Items from a figure collection:
+ + +

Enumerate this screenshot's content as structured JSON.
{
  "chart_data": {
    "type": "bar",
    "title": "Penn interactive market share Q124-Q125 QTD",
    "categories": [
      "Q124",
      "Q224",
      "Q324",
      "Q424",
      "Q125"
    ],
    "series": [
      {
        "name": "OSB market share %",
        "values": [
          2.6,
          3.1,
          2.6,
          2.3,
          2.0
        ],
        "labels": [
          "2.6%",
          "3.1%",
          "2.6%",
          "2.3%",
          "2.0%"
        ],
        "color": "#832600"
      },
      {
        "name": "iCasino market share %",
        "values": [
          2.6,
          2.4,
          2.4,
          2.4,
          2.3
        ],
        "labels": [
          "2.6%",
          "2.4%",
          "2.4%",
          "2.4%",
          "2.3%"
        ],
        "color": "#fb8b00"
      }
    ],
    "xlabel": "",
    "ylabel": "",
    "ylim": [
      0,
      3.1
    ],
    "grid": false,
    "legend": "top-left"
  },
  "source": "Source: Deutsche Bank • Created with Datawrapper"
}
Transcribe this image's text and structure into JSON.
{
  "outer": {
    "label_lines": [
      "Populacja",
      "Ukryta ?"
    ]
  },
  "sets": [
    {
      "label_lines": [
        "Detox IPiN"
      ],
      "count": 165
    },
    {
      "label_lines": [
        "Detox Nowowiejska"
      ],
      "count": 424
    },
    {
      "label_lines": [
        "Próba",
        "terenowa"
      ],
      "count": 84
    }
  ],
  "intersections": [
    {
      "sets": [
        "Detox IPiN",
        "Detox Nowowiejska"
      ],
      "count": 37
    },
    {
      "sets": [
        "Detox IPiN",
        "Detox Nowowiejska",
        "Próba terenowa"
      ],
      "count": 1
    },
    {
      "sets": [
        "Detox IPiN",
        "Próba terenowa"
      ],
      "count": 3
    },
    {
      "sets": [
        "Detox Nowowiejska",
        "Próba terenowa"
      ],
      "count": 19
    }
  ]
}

+ + +

-- The request --
Print the complete listing again, exactly as it stands.

-- Solved exercise --
Enumerate this screenshot's content as structured JSON.
{
  "chart_data": {
    "type": "bar",
    "title": "Penn interactive market share Q124-Q125 QTD",
    "categories": [
      "Q124",
      "Q224",
      "Q324",
      "Q424",
      "Q125"
    ],
    "series": [
      {
        "name": "OSB market share %",
        "values": [
          2.6,
          3.1,
          2.6,
          2.3,
          2.0
        ],
        "labels": [
          "2.6%",
          "3.1%",
          "2.6%",
          "2.3%",
          "2.0%"
        ],
        "color": "#832600"
      },
      {
        "name": "iCasino market share %",
        "values": [
          2.6,
          2.4,
          2.4,
          2.4,
          2.3
        ],
        "labels": [
          "2.6%",
          "2.4%",
          "2.4%",
          "2.4%",
          "2.3%"
        ],
        "color": "#fb8b00"
      }
    ],
    "xlabel": "",
    "ylabel": "",
    "ylim": [
      0,
      3.1
    ],
    "grid": false,
    "legend": "top-left"
  },
  "source": "Source: Deutsche Bank • Created with Datawrapper"
}
Transcribe this image's text and structure into JSON.
{
  "outer": {
    "label_lines": [
      "Populacja",
      "Ukryta ?"
    ]
  },
  "sets": [
    {
      "label_lines": [
        "Detox IPiN"
      ],
      "count": 165
    },
    {
      "label_lines": [
        "Detox Nowowiejska"
      ],
      "count": 424
    },
    {
      "label_lines": [
        "Próba",
        "terenowa"
      ],
      "count": 84
    }
  ],
  "intersections": [
    {
      "sets": [
        "Detox IPiN",
        "Detox Nowowiejska"
      ],
      "count": 37
    },
    {
      "sets": [
        "Detox IPiN",
        "Detox Nowowiejska",
        "Próba terenowa"
      ],
      "count": 1
    },
    {
      "sets": [
        "Detox IPiN",
        "Próba terenowa"
      ],
      "count": 3
    },
    {
      "sets": [
        "Detox Nowowiejska",
        "Próba terenowa"
      ],
      "count": 19
    }
  ]
}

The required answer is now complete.